# GIVEN INSTRUCTION
Set down the material once more, exactly as it appears.
--- start RECORDS ---
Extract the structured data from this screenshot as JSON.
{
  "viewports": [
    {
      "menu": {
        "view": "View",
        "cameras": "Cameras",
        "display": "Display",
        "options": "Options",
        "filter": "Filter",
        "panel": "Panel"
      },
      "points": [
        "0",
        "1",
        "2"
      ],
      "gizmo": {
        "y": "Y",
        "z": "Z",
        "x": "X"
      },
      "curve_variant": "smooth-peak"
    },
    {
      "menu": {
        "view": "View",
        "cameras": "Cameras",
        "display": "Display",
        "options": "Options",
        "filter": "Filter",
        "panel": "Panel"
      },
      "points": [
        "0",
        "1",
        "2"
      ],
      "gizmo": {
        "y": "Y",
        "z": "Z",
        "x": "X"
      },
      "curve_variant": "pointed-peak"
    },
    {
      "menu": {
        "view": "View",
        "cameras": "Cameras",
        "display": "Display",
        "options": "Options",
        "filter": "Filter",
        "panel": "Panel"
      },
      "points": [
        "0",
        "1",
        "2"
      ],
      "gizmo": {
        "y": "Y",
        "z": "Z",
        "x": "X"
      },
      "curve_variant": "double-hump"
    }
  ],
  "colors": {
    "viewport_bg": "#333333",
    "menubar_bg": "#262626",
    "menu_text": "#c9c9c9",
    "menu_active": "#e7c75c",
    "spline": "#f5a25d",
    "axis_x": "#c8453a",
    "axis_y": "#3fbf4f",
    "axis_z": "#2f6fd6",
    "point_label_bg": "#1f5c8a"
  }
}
--- end RECORDS ---
# RESPONSE TO THE TASK
Extract the structured data from this screenshot as JSON.
{
  "viewports": [
    {
      "menu": {
        "view": "View",
        "cameras": "Cameras",
        "display": "Display",
        "options": "Options",
        "filter": "Filter",
        "panel": "Panel"
      },
      "points": [
        "0",
        "1",
        "2"
      ],
      "gizmo": {
        "y": "Y",
        "z": "Z",
        "x": "X"
      },
      "curve_variant": "smooth-peak"
    },
    {
      "menu": {
        "view": "View",
        "cameras": "Cameras",
        "display": "Display",
        "options": "Options",
        "filter": "Filter",
        "panel": "Panel"
      },
      "points": [
        "0",
        "1",
        "2"
      ],
      "gizmo": {
        "y": "Y",
        "z": "Z",
        "x": "X"
      },
      "curve_variant": "pointed-peak"
    },
    {
      "menu": {
        "view": "View",
        "cameras": "Cameras",
        "display": "Display",
        "options": "Options",
        "filter": "Filter",
        "panel": "Panel"
      },
      "points": [
        "0",
        "1",
        "2"
      ],
      "gizmo": {
        "y": "Y",
        "z": "Z",
        "x": "X"
      },
      "curve_variant": "double-hump"
    }
  ],
  "colors": {
    "viewport_bg": "#333333",
    "menubar_bg": "#262626",
    "menu_text": "#c9c9c9",
    "menu_active": "#e7c75c",
    "spline": "#f5a25d",
    "axis_x": "#c8453a",
    "axis_y": "#3fbf4f",
    "axis_z": "#2f6fd6",
    "point_label_bg": "#1f5c8a"
  }
}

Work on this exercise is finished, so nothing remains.